#### WHAT IS REQUIRED
Transcribe all of the material exactly, except for its pictures.

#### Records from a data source
==*==
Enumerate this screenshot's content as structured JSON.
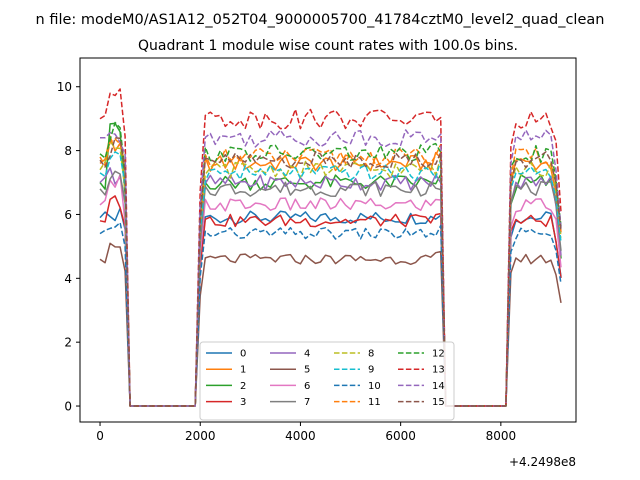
{
  "chart_data": {
    "type": "line",
    "suptitle": "n file: modeM0/AS1A12_052T04_9000005700_41784cztM0_level2_quad_clean",
    "title": "Quadrant 1 module wise count rates with 100.0s bins.",
    "xlabel": "",
    "ylabel": "",
    "x_offset_label": "+4.2498e8",
    "xlim": [
      -400,
      9500
    ],
    "ylim": [
      -0.5,
      10.9
    ],
    "xticks": [
      0,
      2000,
      4000,
      6000,
      8000
    ],
    "xtick_labels": [
      "0",
      "2000",
      "4000",
      "6000",
      "8000"
    ],
    "yticks": [
      0,
      2,
      4,
      6,
      8,
      10
    ],
    "ytick_labels": [
      "0",
      "2",
      "4",
      "6",
      "8",
      "10"
    ],
    "grid": false,
    "legend": {
      "placement": "lower center",
      "columns": 4
    },
    "bin_width": 100,
    "x_start": 0,
    "segments": [
      [
        0,
        600
      ],
      [
        2000,
        6900
      ],
      [
        8150,
        9250
      ]
    ],
    "series_profile": {
      "name": "all modules",
      "points": [
        [
          0,
          1.0
        ],
        [
          300,
          1.0
        ],
        [
          500,
          0.94
        ],
        [
          600,
          0.0
        ],
        [
          1900,
          0.0
        ],
        [
          2000,
          0.75
        ],
        [
          2050,
          1.0
        ],
        [
          6600,
          1.0
        ],
        [
          6800,
          1.02
        ],
        [
          6900,
          0.0
        ],
        [
          8100,
          0.0
        ],
        [
          8150,
          0.85
        ],
        [
          8250,
          1.0
        ],
        [
          9050,
          1.0
        ],
        [
          9250,
          0.58
        ]
      ]
    },
    "series": [
      {
        "name": "0",
        "color": "#1f77b4",
        "dash": "solid",
        "level": 5.9,
        "peak": 6.3
      },
      {
        "name": "1",
        "color": "#ff7f0e",
        "dash": "solid",
        "level": 7.6,
        "peak": 8.6
      },
      {
        "name": "2",
        "color": "#2ca02c",
        "dash": "solid",
        "level": 7.0,
        "peak": 9.3
      },
      {
        "name": "3",
        "color": "#d62728",
        "dash": "solid",
        "level": 5.8,
        "peak": 6.6
      },
      {
        "name": "4",
        "color": "#9467bd",
        "dash": "solid",
        "level": 7.0,
        "peak": 7.5
      },
      {
        "name": "5",
        "color": "#8c564b",
        "dash": "solid",
        "level": 4.6,
        "peak": 5.3
      },
      {
        "name": "6",
        "color": "#e377c2",
        "dash": "solid",
        "level": 6.3,
        "peak": 7.3
      },
      {
        "name": "7",
        "color": "#7f7f7f",
        "dash": "solid",
        "level": 6.8,
        "peak": 7.5
      },
      {
        "name": "8",
        "color": "#bcbd22",
        "dash": "dashed",
        "level": 7.4,
        "peak": 8.4
      },
      {
        "name": "9",
        "color": "#17becf",
        "dash": "dashed",
        "level": 7.3,
        "peak": 8.0
      },
      {
        "name": "10",
        "color": "#1f77b4",
        "dash": "dashed",
        "level": 5.4,
        "peak": 6.0
      },
      {
        "name": "11",
        "color": "#ff7f0e",
        "dash": "dashed",
        "level": 7.8,
        "peak": 8.5
      },
      {
        "name": "12",
        "color": "#2ca02c",
        "dash": "dashed",
        "level": 7.9,
        "peak": 8.9
      },
      {
        "name": "13",
        "color": "#d62728",
        "dash": "dashed",
        "level": 9.0,
        "peak": 10.4
      },
      {
        "name": "14",
        "color": "#9467bd",
        "dash": "dashed",
        "level": 8.4,
        "peak": 8.8
      },
      {
        "name": "15",
        "color": "#8c564b",
        "dash": "dashed",
        "level": 7.7,
        "peak": 8.5
      }
    ]
  }
}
==*==
#### SOLUTION TO THIS EXERCISE
Enumerate this screenshot's content as structured JSON.
{
  "chart_data": {
    "type": "line",
    "suptitle": "n file: modeM0/AS1A12_052T04_9000005700_41784cztM0_level2_quad_clean",
    "title": "Quadrant 1 module wise count rates with 100.0s bins.",
    "xlabel": "",
    "ylabel": "",
    "x_offset_label": "+4.2498e8",
    "xlim": [
      -400,
      9500
    ],
    "ylim": [
      -0.5,
      10.9
    ],
    "xticks": [
      0,
      2000,
      4000,
      6000,
      8000
    ],
    "xtick_labels": [
      "0",
      "2000",
      "4000",
      "6000",
      "8000"
    ],
    "yticks": [
      0,
      2,
      4,
      6,
      8,
      10
    ],
    "ytick_labels": [
      "0",
      "2",
      "4",
      "6",
      "8",
      "10"
    ],
    "grid": false,
    "legend": {
      "placement": "lower center",
      "columns": 4
    },
    "bin_width": 100,
    "x_start": 0,
    "segments": [
      [
        0,
        600
      ],
      [
        2000,
        6900
      ],
      [
        8150,
        9250
      ]
    ],
    "series_profile": {
      "name": "all modules",
      "points": [
        [
          0,
          1.0
        ],
        [
          300,
          1.0
        ],
        [
          500,
          0.94
        ],
        [
          600,
          0.0
        ],
        [
          1900,
          0.0
        ],
        [
          2000,
          0.75
        ],
        [
          2050,
          1.0
        ],
        [
          6600,
          1.0
        ],
        [
          6800,
          1.02
        ],
        [
          6900,
          0.0
        ],
        [
          8100,
          0.0
        ],
        [
          8150,
          0.85
        ],
        [
          8250,
          1.0
        ],
        [
          9050,
          1.0
        ],
        [
          9250,
          0.58
        ]
      ]
    },
    "series": [
      {
        "name": "0",
        "color": "#1f77b4",
        "dash": "solid",
        "level": 5.9,
        "peak": 6.3
      },
      {
        "name": "1",
        "color": "#ff7f0e",
        "dash": "solid",
        "level": 7.6,
        "peak": 8.6
      },
      {
        "name": "2",
        "color": "#2ca02c",
        "dash": "solid",
        "level": 7.0,
        "peak": 9.3
      },
      {
        "name": "3",
        "color": "#d62728",
        "dash": "solid",
        "level": 5.8,
        "peak": 6.6
      },
      {
        "name": "4",
        "color": "#9467bd",
        "dash": "solid",
        "level": 7.0,
        "peak": 7.5
      },
      {
        "name": "5",
        "color": "#8c564b",
        "dash": "solid",
        "level": 4.6,
        "peak": 5.3
      },
      {
        "name": "6",
        "color": "#e377c2",
        "dash": "solid",
        "level": 6.3,
        "peak": 7.3
      },
      {
        "name": "7",
        "color": "#7f7f7f",
        "dash": "solid",
        "level": 6.8,
        "peak": 7.5
      },
      {
        "name": "8",
        "color": "#bcbd22",
        "dash": "dashed",
        "level": 7.4,
        "peak": 8.4
      },
      {
        "name": "9",
        "color": "#17becf",
        "dash": "dashed",
        "level": 7.3,
        "peak": 8.0
      },
      {
        "name": "10",
        "color": "#1f77b4",
        "dash": "dashed",
        "level": 5.4,
        "peak": 6.0
      },
      {
        "name": "11",
        "color": "#ff7f0e",
        "dash": "dashed",
        "level": 7.8,
        "peak": 8.5
      },
      {
        "name": "12",
        "color": "#2ca02c",
        "dash": "dashed",
        "level": 7.9,
        "peak": 8.9
      },
      {
        "name": "13",
        "color": "#d62728",
        "dash": "dashed",
        "level": 9.0,
        "peak": 10.4
      },
      {
        "name": "14",
        "color": "#9467bd",
        "dash": "dashed",
        "level": 8.4,
        "peak": 8.8
      },
      {
        "name": "15",
        "color": "#8c564b",
        "dash": "dashed",
        "level": 7.7,
        "peak": 8.5
      }
    ]
  }
}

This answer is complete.